■ TO BE DONE
Pick out all lines of the entries that include the word "PNTSTY" and copy them.

== EXTRACTED RECORDS

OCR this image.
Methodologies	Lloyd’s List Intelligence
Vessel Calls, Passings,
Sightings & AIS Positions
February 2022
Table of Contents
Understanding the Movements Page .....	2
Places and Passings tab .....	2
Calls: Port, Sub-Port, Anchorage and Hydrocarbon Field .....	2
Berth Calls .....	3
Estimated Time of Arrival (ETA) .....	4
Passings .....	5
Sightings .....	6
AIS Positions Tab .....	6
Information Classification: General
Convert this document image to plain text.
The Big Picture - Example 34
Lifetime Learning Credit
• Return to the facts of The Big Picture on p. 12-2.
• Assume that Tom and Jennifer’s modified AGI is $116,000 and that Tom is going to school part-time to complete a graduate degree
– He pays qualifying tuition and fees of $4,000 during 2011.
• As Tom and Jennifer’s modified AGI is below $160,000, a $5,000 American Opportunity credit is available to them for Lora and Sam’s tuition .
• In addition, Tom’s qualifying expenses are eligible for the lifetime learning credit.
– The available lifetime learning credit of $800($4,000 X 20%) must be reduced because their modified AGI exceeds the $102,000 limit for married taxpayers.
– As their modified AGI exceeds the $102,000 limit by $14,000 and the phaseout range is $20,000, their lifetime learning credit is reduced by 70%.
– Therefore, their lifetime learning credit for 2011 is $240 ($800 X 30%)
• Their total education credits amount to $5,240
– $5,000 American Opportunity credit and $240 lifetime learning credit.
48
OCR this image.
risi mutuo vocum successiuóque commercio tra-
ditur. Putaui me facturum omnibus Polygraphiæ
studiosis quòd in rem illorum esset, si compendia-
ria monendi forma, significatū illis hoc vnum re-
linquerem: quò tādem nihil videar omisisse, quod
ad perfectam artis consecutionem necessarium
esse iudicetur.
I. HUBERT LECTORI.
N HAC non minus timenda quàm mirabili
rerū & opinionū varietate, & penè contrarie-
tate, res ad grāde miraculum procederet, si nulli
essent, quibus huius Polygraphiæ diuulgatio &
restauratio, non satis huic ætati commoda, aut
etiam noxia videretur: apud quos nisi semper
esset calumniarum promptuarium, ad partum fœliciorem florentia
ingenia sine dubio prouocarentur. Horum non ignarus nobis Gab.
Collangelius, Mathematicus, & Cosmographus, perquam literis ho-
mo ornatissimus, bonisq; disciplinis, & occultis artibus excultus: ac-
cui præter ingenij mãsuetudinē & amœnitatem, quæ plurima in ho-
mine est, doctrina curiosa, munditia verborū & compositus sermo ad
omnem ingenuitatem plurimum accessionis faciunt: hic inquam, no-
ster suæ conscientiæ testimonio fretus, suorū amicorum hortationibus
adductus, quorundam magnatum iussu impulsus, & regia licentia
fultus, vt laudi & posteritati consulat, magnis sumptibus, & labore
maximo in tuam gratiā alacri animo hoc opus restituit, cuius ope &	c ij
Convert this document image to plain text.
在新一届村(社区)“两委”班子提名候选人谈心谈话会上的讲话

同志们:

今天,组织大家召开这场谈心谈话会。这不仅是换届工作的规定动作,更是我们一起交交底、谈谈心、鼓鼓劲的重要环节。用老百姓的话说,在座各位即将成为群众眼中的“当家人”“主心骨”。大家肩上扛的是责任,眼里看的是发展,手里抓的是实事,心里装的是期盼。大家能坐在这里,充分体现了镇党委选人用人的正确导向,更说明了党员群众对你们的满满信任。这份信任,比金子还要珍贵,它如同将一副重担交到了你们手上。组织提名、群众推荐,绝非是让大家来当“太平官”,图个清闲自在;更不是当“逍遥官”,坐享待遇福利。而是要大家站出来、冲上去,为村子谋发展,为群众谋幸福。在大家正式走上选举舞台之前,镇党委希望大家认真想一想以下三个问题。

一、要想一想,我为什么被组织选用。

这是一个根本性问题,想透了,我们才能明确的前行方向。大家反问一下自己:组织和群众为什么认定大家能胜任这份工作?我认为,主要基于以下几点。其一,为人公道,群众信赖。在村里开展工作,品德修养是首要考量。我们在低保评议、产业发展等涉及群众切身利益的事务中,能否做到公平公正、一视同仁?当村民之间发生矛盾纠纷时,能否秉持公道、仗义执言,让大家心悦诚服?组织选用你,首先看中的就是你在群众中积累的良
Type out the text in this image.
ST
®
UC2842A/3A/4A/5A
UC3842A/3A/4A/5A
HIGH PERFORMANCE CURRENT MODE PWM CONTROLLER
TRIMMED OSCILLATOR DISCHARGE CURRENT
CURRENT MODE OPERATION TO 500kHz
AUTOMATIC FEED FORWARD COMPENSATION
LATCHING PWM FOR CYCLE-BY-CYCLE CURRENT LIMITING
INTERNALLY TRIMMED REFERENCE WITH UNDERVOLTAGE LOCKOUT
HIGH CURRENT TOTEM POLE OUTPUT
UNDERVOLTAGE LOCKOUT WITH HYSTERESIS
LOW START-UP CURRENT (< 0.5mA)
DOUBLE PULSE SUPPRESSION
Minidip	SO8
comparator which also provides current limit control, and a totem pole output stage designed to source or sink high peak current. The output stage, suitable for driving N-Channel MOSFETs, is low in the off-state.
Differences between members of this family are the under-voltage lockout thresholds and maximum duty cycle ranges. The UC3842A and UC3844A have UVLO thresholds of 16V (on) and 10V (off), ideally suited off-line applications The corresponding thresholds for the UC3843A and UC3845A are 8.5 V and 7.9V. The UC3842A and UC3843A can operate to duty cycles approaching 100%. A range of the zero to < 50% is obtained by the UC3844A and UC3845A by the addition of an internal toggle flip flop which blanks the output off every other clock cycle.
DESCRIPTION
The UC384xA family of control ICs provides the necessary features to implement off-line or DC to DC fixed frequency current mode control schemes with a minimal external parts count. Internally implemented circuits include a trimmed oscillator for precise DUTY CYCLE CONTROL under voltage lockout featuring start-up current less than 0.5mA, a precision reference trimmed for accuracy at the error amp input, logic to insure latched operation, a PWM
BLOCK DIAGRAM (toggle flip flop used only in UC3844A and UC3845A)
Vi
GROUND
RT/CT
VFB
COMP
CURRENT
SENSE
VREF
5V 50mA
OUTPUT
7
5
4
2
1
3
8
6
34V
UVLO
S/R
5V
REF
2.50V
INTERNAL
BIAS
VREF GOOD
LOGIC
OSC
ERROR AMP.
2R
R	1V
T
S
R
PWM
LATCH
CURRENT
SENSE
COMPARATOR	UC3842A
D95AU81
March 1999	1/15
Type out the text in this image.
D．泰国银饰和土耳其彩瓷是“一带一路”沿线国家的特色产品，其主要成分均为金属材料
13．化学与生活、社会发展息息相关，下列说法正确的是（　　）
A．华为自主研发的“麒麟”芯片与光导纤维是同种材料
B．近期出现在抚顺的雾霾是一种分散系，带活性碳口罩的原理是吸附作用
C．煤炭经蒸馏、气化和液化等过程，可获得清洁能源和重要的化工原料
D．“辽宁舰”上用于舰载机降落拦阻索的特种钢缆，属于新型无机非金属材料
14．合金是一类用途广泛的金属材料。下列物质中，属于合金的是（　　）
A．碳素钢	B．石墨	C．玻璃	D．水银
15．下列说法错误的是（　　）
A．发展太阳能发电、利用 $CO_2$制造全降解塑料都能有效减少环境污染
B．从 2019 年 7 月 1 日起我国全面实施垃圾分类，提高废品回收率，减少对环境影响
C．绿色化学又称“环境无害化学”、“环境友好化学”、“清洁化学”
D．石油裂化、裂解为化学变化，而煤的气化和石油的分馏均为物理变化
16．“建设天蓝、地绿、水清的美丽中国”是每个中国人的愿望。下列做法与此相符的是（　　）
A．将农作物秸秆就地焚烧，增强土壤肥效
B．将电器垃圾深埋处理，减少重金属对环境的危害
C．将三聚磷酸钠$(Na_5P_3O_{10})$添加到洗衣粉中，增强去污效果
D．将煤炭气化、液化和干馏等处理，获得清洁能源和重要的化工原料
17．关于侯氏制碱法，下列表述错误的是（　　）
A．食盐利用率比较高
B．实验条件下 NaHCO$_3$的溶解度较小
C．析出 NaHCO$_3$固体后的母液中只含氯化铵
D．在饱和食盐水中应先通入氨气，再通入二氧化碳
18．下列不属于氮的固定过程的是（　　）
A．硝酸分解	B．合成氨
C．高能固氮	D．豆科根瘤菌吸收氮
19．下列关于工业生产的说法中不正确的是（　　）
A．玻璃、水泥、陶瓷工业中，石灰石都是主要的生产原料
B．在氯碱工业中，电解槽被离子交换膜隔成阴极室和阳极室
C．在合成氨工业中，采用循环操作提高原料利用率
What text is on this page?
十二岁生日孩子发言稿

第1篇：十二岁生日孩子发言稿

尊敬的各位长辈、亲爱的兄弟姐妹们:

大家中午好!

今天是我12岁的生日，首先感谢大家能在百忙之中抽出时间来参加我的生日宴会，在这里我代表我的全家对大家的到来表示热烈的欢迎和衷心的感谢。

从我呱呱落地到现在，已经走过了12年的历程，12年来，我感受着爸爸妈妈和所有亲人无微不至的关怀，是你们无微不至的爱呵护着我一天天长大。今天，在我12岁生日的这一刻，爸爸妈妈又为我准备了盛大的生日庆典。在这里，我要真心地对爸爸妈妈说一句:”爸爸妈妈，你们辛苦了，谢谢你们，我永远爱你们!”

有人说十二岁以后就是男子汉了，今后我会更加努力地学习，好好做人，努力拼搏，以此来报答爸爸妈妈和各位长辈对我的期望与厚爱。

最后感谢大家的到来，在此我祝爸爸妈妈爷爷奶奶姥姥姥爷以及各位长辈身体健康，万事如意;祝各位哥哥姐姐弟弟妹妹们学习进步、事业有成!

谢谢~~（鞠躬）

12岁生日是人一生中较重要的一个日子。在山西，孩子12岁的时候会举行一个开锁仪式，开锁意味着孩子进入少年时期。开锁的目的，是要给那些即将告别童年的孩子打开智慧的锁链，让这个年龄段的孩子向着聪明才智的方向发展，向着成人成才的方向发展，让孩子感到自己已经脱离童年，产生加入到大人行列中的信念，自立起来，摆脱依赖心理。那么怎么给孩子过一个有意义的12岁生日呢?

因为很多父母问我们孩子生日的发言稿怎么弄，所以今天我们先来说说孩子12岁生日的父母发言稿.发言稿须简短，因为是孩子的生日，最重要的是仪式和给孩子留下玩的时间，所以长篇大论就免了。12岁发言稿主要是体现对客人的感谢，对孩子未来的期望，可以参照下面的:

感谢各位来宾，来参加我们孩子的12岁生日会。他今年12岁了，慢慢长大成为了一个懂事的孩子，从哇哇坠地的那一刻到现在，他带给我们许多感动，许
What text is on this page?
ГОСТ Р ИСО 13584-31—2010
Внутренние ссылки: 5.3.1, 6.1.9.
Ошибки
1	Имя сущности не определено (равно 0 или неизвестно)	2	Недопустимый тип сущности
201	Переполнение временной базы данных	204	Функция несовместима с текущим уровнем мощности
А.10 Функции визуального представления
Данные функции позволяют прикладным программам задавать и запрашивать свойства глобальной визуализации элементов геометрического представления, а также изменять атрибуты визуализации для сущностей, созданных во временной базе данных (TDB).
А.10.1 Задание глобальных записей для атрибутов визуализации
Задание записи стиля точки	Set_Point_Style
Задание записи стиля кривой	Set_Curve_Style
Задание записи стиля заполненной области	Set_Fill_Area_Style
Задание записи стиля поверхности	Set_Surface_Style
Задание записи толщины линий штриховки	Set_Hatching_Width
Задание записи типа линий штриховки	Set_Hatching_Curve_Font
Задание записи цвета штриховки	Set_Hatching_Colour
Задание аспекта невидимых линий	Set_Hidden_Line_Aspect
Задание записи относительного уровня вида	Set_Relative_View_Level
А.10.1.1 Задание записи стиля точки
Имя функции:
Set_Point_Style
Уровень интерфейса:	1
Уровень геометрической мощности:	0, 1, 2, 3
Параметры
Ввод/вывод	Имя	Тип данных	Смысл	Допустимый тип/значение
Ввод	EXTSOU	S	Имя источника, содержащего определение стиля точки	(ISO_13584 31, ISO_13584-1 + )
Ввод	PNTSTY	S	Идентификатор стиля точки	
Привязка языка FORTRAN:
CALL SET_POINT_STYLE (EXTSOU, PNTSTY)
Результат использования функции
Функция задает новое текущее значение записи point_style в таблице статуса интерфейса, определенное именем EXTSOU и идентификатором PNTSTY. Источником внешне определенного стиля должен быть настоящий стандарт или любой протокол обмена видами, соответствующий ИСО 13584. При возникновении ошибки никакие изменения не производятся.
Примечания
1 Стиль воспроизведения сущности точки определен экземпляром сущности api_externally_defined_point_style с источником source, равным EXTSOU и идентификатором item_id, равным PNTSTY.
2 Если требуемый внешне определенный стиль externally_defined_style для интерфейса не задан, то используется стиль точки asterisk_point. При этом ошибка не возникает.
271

====

■ TASK RESULT
Ввод	PNTSTY	S	Идентификатор стиля точки	
CALL SET_POINT_STYLE (EXTSOU, PNTSTY)
Функция задает новое текущее значение записи point_style в таблице статуса интерфейса, определенное именем EXTSOU и идентификатором PNTSTY. Источником внешне определенного стиля должен быть настоящий стандарт или любой протокол обмена видами, соответствующий ИСО 13584. При возникновении ошибки никакие изменения не производятся.
1 Стиль воспроизведения сущности точки определен экземпляром сущности api_externally_defined_point_style с источником source, равным EXTSOU и идентификатором item_id, равным PNTSTY.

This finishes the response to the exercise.